> _Problem to work on_
Please write out the complete listing that follows, exactly as it reads.
■ ■ ■ ■
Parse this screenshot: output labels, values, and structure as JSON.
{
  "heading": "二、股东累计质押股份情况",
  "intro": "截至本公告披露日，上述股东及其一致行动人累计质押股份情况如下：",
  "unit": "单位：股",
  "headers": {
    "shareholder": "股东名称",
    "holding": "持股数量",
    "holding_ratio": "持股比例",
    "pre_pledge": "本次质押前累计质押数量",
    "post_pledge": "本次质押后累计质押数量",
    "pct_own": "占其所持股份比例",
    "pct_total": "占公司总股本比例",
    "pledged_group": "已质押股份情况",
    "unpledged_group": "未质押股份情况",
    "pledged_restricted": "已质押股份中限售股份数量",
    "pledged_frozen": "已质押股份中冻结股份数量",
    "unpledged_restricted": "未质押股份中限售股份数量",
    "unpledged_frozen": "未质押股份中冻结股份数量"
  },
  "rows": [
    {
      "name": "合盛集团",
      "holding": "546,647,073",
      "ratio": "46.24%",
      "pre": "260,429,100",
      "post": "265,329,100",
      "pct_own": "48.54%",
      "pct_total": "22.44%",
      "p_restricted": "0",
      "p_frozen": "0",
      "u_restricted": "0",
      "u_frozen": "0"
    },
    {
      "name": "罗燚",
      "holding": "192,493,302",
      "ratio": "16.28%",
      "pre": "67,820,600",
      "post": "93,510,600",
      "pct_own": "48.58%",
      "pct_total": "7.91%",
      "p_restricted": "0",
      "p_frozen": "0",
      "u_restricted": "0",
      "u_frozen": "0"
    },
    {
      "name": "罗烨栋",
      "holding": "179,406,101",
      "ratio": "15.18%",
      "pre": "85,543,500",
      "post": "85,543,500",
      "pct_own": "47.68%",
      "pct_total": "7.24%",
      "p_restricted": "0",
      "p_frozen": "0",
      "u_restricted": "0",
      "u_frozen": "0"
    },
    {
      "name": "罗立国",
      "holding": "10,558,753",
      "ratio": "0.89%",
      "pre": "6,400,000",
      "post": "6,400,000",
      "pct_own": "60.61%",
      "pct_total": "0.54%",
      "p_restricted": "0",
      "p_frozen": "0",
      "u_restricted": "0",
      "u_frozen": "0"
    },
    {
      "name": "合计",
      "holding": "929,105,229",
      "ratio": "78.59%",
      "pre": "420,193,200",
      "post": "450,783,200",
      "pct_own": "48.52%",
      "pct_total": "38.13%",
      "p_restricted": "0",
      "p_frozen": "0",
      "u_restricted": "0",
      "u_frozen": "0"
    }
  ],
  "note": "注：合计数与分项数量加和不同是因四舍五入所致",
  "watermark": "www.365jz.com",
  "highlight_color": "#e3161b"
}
■ ■ ■ ■
> _Task response_
Parse this screenshot: output labels, values, and structure as JSON.
{
  "heading": "二、股东累计质押股份情况",
  "intro": "截至本公告披露日，上述股东及其一致行动人累计质押股份情况如下：",
  "unit": "单位：股",
  "headers": {
    "shareholder": "股东名称",
    "holding": "持股数量",
    "holding_ratio": "持股比例",
    "pre_pledge": "本次质押前累计质押数量",
    "post_pledge": "本次质押后累计质押数量",
    "pct_own": "占其所持股份比例",
    "pct_total": "占公司总股本比例",
    "pledged_group": "已质押股份情况",
    "unpledged_group": "未质押股份情况",
    "pledged_restricted": "已质押股份中限售股份数量",
    "pledged_frozen": "已质押股份中冻结股份数量",
    "unpledged_restricted": "未质押股份中限售股份数量",
    "unpledged_frozen": "未质押股份中冻结股份数量"
  },
  "rows": [
    {
      "name": "合盛集团",
      "holding": "546,647,073",
      "ratio": "46.24%",
      "pre": "260,429,100",
      "post": "265,329,100",
      "pct_own": "48.54%",
      "pct_total": "22.44%",
      "p_restricted": "0",
      "p_frozen": "0",
      "u_restricted": "0",
      "u_frozen": "0"
    },
    {
      "name": "罗燚",
      "holding": "192,493,302",
      "ratio": "16.28%",
      "pre": "67,820,600",
      "post": "93,510,600",
      "pct_own": "48.58%",
      "pct_total": "7.91%",
      "p_restricted": "0",
      "p_frozen": "0",
      "u_restricted": "0",
      "u_frozen": "0"
    },
    {
      "name": "罗烨栋",
      "holding": "179,406,101",
      "ratio": "15.18%",
      "pre": "85,543,500",
      "post": "85,543,500",
      "pct_own": "47.68%",
      "pct_total": "7.24%",
      "p_restricted": "0",
      "p_frozen": "0",
      "u_restricted": "0",
      "u_frozen": "0"
    },
    {
      "name": "罗立国",
      "holding": "10,558,753",
      "ratio": "0.89%",
      "pre": "6,400,000",
      "post": "6,400,000",
      "pct_own": "60.61%",
      "pct_total": "0.54%",
      "p_restricted": "0",
      "p_frozen": "0",
      "u_restricted": "0",
      "u_frozen": "0"
    },
    {
      "name": "合计",
      "holding": "929,105,229",
      "ratio": "78.59%",
      "pre": "420,193,200",
      "post": "450,783,200",
      "pct_own": "48.52%",
      "pct_total": "38.13%",
      "p_restricted": "0",
      "p_frozen": "0",
      "u_restricted": "0",
      "u_frozen": "0"
    }
  ],
  "note": "注：合计数与分项数量加和不同是因四舍五入所致",
  "watermark": "www.365jz.com",
  "highlight_color": "#e3161b"
}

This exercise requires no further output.